Problem to solve
Scan the data. Collect each line that contains the word "JSON".

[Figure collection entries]
============
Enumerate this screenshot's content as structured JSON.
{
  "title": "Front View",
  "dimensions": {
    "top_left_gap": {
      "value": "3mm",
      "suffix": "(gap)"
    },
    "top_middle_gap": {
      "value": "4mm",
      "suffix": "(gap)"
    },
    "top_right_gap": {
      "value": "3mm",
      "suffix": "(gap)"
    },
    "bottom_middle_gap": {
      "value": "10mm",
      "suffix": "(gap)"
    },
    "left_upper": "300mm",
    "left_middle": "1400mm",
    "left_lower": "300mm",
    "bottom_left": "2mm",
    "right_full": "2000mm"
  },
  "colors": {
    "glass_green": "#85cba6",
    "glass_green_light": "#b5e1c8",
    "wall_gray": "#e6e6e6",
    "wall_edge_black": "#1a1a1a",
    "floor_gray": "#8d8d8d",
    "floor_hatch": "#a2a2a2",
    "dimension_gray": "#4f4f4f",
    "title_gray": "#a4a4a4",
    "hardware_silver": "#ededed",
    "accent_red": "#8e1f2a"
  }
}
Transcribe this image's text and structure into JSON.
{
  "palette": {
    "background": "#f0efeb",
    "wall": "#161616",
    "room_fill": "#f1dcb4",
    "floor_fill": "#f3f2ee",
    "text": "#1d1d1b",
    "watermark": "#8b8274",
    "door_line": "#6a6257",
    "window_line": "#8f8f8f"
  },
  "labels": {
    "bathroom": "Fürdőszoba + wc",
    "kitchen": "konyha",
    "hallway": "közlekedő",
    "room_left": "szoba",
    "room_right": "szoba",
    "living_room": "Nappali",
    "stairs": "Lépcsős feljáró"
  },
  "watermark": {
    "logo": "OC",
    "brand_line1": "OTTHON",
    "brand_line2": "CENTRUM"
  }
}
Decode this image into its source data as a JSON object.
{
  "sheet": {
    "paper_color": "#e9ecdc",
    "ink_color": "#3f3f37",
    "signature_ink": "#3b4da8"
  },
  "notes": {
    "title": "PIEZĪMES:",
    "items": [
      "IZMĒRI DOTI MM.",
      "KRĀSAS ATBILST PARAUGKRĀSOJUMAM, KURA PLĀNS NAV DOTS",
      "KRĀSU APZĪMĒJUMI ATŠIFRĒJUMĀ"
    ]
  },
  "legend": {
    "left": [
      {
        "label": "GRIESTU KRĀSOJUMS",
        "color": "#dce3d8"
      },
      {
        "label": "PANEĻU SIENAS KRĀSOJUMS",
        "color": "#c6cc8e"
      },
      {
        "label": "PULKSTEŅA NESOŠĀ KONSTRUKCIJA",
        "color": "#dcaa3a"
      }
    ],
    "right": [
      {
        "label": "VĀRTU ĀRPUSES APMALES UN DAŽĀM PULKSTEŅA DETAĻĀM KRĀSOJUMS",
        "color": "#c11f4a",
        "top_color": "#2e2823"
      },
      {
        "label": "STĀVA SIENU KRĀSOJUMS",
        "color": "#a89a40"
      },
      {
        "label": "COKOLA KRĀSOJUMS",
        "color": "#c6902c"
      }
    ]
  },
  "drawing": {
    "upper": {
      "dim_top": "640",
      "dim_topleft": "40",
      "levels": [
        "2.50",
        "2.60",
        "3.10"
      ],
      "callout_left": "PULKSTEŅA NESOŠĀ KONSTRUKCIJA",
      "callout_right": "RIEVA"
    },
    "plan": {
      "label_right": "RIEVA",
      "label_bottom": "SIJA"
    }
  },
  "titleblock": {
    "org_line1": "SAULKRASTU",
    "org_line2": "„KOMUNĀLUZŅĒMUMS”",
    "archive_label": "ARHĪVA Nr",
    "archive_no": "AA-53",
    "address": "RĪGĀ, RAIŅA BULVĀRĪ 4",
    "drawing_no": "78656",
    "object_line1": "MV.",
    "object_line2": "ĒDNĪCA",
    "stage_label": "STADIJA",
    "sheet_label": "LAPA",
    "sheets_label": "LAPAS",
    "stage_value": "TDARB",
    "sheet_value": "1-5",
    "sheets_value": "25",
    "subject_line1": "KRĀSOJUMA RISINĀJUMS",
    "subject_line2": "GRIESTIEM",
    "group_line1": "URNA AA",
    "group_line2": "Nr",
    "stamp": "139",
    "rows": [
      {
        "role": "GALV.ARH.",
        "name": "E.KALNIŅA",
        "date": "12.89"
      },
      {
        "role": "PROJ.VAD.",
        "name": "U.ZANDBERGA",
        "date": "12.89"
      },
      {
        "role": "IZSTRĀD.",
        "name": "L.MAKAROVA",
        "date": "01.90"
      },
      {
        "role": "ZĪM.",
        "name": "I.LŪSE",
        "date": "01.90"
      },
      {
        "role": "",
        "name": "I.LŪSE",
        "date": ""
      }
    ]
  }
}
============
Written solution
Enumerate this screenshot's content as structured JSON.
Transcribe this image's text and structure into JSON.
Decode this image into its source data as a JSON object.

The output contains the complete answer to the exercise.